Collected data entries:
···
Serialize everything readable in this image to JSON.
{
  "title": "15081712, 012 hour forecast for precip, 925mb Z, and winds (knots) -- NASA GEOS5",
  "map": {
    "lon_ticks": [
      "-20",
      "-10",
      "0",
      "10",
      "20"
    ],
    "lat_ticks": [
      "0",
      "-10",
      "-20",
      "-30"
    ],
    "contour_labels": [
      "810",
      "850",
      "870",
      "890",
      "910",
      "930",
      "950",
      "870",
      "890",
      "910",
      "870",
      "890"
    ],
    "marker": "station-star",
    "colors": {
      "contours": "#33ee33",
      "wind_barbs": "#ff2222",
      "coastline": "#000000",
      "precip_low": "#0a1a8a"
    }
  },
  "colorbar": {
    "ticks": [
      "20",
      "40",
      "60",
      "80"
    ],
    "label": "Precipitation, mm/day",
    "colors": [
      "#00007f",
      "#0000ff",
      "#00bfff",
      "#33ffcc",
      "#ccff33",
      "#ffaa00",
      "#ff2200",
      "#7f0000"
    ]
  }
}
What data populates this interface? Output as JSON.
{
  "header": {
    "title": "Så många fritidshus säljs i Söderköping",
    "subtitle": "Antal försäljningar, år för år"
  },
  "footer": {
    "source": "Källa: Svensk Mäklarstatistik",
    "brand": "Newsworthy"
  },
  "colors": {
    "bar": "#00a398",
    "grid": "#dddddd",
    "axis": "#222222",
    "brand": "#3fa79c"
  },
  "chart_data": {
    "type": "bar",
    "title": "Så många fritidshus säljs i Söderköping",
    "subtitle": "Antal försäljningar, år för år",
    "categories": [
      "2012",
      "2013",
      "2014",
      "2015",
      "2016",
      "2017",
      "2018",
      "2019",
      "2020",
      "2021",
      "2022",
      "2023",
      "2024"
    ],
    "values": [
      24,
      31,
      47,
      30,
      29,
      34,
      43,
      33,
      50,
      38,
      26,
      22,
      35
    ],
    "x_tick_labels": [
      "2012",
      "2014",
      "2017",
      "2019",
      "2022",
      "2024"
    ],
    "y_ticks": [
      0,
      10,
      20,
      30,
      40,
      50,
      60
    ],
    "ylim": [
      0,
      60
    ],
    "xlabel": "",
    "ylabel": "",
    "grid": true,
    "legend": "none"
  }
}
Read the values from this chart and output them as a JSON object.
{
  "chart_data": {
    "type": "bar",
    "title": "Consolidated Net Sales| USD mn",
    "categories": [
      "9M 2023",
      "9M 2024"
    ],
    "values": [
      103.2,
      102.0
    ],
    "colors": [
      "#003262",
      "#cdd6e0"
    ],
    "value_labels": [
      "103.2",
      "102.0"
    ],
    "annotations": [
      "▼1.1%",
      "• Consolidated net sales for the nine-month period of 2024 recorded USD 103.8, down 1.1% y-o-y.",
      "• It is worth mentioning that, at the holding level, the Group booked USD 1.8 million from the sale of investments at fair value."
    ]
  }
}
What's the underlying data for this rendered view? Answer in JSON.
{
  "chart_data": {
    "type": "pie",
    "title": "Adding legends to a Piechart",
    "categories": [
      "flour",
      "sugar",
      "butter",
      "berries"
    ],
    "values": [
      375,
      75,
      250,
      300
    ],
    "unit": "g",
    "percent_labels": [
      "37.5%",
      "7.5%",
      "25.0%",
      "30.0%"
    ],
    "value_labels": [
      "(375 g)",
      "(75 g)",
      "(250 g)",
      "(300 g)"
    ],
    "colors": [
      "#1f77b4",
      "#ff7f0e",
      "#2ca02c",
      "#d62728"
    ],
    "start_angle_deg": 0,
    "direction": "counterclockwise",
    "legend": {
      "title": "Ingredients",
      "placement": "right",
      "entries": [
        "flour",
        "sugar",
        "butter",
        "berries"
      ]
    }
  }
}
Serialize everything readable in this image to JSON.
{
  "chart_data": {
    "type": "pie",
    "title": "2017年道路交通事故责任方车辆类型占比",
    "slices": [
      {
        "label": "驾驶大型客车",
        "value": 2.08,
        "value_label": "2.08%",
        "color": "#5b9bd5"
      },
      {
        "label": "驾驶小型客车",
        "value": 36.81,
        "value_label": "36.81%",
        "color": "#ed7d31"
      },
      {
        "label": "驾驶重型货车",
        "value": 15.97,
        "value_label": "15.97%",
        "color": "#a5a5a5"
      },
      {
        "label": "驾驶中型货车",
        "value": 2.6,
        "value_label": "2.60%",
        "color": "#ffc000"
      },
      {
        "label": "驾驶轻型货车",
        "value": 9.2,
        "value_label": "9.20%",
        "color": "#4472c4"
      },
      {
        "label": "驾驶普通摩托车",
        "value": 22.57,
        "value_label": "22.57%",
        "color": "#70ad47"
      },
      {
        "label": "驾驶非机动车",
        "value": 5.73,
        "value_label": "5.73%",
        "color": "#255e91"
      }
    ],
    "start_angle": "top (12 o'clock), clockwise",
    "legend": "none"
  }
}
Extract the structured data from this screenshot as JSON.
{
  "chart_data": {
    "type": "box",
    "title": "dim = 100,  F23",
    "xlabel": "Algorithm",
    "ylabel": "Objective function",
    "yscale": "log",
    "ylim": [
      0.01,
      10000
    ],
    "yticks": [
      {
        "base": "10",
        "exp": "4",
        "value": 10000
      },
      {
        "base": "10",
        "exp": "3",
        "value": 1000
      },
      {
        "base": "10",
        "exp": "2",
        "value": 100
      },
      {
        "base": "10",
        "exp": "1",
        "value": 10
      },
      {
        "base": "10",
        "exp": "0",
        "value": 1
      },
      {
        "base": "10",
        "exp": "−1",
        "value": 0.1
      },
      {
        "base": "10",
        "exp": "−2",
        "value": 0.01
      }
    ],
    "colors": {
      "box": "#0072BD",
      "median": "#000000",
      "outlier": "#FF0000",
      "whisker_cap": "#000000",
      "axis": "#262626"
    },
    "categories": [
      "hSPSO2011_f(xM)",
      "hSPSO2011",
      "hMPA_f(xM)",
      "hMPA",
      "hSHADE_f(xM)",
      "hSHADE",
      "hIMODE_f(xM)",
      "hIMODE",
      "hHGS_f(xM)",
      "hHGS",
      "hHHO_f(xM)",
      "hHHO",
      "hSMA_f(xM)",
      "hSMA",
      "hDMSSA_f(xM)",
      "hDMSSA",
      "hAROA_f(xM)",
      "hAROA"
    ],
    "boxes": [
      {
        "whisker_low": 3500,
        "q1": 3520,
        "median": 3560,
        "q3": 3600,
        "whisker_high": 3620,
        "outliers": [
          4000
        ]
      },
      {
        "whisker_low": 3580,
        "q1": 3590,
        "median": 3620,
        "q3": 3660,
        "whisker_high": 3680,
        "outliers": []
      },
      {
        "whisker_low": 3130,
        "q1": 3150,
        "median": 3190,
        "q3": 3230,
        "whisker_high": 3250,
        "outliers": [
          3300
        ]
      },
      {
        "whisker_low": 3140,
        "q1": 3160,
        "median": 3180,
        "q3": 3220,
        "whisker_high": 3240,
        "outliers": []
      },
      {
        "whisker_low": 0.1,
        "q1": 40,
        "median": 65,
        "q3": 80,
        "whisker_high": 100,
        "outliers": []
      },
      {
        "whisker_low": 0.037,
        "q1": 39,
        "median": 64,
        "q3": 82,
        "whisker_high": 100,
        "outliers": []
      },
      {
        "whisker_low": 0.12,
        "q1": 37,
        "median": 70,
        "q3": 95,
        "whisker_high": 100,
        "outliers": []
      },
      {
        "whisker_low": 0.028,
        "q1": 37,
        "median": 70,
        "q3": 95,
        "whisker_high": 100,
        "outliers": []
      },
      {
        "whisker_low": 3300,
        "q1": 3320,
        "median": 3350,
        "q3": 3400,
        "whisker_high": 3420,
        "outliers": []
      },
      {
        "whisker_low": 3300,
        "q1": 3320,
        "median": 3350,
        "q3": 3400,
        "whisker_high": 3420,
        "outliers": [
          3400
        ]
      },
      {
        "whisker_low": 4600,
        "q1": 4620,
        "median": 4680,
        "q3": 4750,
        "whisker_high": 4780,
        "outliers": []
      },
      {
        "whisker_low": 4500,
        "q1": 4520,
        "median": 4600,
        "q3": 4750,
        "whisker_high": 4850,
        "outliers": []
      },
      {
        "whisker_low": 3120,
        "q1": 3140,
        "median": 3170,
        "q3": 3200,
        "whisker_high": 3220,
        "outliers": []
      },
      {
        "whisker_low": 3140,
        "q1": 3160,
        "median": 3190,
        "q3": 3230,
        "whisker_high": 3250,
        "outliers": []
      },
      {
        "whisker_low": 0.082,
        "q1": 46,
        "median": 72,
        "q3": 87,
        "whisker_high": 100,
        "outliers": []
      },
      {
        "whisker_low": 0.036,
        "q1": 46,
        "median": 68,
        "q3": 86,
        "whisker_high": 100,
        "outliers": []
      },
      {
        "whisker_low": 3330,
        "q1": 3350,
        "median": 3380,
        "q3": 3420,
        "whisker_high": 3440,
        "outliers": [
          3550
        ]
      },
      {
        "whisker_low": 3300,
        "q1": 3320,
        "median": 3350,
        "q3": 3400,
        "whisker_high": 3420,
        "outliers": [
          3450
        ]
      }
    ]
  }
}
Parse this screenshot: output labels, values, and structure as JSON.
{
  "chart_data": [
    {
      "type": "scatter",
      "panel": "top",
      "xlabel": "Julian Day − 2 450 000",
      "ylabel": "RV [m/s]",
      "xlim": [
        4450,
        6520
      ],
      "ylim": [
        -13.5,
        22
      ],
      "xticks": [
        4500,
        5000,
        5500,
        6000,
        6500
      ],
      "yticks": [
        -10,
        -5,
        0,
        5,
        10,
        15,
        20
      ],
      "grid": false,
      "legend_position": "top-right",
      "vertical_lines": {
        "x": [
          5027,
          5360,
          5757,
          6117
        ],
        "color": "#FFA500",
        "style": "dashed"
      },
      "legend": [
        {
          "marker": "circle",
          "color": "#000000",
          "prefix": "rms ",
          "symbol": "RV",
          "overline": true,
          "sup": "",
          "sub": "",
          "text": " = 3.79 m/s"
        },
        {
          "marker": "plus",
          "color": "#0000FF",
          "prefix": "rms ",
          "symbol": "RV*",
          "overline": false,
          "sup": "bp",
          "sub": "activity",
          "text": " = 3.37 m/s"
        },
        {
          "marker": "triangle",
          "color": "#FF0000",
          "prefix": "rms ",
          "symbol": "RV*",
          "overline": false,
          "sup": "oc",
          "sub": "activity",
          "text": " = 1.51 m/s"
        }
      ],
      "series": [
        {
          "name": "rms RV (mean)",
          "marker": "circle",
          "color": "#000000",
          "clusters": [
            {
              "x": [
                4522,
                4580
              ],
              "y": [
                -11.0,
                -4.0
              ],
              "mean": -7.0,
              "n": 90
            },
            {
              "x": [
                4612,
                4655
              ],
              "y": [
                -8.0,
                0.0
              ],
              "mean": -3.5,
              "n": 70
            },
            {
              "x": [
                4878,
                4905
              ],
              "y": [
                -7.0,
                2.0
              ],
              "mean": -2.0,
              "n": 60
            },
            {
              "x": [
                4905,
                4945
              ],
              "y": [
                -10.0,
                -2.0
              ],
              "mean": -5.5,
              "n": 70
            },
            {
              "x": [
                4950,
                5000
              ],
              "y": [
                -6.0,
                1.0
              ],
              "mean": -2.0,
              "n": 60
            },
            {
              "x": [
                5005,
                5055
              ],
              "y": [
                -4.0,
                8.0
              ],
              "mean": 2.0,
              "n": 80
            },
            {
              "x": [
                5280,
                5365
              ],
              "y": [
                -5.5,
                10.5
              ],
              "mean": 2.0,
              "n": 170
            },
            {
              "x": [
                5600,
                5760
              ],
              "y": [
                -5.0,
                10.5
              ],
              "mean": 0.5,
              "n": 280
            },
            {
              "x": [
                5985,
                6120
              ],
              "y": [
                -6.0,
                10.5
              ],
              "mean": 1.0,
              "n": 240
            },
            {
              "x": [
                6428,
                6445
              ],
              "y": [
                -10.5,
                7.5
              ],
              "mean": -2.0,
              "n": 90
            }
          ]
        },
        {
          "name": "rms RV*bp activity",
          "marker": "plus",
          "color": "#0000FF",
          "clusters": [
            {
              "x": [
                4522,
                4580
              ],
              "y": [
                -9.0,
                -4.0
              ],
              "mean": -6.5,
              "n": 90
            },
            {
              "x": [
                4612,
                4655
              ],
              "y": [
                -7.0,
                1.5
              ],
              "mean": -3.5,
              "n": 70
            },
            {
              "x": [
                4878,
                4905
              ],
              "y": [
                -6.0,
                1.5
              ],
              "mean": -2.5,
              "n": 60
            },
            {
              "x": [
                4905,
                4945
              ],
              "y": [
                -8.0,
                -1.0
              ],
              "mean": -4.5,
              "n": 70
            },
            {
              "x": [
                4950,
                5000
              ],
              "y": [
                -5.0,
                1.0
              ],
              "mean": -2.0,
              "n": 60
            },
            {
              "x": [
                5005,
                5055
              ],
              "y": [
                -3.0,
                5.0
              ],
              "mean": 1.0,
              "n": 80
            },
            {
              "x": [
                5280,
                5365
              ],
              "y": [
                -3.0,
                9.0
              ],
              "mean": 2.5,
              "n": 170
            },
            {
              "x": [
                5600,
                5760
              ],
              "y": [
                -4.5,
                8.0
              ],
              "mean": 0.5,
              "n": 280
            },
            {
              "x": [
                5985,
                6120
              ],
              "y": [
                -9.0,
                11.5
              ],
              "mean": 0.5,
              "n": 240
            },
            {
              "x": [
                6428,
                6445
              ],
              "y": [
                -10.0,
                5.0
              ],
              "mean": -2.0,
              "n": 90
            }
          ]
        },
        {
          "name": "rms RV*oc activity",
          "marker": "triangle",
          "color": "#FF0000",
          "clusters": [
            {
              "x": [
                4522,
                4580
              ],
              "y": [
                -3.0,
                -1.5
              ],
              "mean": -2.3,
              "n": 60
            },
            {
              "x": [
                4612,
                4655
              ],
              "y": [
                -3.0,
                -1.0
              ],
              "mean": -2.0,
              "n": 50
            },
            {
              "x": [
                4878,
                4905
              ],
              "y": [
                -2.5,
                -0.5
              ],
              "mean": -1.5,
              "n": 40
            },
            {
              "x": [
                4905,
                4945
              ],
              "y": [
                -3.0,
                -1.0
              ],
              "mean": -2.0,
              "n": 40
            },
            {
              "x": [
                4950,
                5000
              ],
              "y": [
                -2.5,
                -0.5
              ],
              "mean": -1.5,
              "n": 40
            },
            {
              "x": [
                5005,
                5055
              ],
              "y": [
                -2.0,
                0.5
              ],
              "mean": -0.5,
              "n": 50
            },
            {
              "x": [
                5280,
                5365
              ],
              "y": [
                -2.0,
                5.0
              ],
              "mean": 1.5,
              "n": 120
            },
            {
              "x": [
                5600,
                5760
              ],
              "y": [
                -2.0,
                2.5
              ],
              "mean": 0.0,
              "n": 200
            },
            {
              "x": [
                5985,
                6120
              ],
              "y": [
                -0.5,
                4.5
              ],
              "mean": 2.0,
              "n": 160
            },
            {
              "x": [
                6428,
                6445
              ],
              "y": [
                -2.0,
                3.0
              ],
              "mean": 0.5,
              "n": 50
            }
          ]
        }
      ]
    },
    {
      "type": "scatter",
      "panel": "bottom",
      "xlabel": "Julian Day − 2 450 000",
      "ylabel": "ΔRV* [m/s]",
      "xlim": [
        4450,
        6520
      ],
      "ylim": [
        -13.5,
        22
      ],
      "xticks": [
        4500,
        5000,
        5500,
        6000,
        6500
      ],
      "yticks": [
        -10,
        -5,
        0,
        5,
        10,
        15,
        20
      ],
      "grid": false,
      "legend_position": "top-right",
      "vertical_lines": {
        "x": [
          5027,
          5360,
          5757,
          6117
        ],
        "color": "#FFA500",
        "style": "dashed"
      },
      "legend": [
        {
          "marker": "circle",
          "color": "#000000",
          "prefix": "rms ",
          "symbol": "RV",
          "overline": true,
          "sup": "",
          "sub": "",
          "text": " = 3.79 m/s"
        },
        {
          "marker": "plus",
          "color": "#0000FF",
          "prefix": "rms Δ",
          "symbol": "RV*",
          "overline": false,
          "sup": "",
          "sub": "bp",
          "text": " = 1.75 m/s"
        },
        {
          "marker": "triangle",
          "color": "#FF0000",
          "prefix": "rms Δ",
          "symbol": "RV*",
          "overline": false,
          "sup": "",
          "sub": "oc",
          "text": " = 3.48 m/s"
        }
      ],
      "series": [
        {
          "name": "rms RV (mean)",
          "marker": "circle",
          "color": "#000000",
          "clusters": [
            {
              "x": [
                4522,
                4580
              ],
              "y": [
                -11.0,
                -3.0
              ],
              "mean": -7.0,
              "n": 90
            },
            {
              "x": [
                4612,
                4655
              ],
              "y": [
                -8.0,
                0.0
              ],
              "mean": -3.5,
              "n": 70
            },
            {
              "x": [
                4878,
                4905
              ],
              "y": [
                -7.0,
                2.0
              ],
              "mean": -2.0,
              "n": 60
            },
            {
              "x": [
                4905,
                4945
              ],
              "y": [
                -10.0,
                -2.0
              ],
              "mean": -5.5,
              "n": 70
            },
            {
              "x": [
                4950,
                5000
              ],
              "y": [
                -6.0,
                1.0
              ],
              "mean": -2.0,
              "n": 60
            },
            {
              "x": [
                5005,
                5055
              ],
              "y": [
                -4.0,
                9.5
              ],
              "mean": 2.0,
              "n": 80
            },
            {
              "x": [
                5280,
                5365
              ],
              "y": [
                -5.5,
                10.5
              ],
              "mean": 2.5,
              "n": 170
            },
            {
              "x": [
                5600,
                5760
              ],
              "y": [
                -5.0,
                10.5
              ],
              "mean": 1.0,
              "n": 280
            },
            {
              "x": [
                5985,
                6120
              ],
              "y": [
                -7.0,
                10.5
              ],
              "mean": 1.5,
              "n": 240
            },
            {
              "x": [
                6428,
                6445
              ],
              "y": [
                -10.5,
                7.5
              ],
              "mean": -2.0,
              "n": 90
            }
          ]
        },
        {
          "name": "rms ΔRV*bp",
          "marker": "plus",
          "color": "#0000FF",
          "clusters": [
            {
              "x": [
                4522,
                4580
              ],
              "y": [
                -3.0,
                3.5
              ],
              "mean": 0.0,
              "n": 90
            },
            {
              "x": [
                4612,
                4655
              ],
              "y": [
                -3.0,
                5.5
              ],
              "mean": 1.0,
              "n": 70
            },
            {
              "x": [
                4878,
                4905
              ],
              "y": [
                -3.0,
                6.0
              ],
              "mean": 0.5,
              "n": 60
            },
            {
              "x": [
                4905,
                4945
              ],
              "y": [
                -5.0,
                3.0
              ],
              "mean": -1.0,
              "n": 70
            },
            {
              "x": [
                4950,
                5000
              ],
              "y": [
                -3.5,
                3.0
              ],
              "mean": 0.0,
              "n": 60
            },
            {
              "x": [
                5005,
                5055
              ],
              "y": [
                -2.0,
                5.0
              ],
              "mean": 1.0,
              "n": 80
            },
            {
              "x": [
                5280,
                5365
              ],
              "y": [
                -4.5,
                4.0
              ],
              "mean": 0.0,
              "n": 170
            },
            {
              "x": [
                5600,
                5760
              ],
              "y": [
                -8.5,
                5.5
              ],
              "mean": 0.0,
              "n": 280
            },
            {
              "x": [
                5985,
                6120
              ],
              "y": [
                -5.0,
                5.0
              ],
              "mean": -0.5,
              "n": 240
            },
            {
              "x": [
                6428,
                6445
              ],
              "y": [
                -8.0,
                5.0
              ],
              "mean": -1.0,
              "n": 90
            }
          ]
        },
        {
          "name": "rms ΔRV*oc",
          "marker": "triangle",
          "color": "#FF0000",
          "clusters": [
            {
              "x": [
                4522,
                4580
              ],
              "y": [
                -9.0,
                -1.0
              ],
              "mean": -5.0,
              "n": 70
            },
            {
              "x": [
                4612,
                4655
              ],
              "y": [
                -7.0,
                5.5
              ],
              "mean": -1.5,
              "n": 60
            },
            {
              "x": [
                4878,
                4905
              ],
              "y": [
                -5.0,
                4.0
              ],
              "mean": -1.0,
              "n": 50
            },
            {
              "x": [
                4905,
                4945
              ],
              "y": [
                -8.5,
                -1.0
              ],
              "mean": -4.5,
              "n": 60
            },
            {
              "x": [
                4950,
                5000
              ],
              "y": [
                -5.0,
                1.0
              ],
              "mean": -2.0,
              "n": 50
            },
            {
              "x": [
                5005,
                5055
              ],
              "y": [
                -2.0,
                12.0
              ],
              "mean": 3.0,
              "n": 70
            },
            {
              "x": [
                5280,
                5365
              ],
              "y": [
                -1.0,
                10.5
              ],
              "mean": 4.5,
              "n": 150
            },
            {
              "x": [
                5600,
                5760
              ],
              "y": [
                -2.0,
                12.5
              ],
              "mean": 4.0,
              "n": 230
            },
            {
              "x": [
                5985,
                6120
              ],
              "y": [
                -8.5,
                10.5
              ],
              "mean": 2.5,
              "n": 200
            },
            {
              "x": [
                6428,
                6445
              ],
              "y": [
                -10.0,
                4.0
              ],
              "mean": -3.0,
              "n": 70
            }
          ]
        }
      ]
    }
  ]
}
···
__TASK PROMPT__
Identify the lines that hold the word "text". Copy every one of them.

__REPLY TO THE TASK__
          "text": " = 3.79 m/s"
          "text": " = 3.37 m/s"
          "text": " = 1.51 m/s"
          "text": " = 3.79 m/s"
          "text": " = 1.75 m/s"
          "text": " = 3.48 m/s"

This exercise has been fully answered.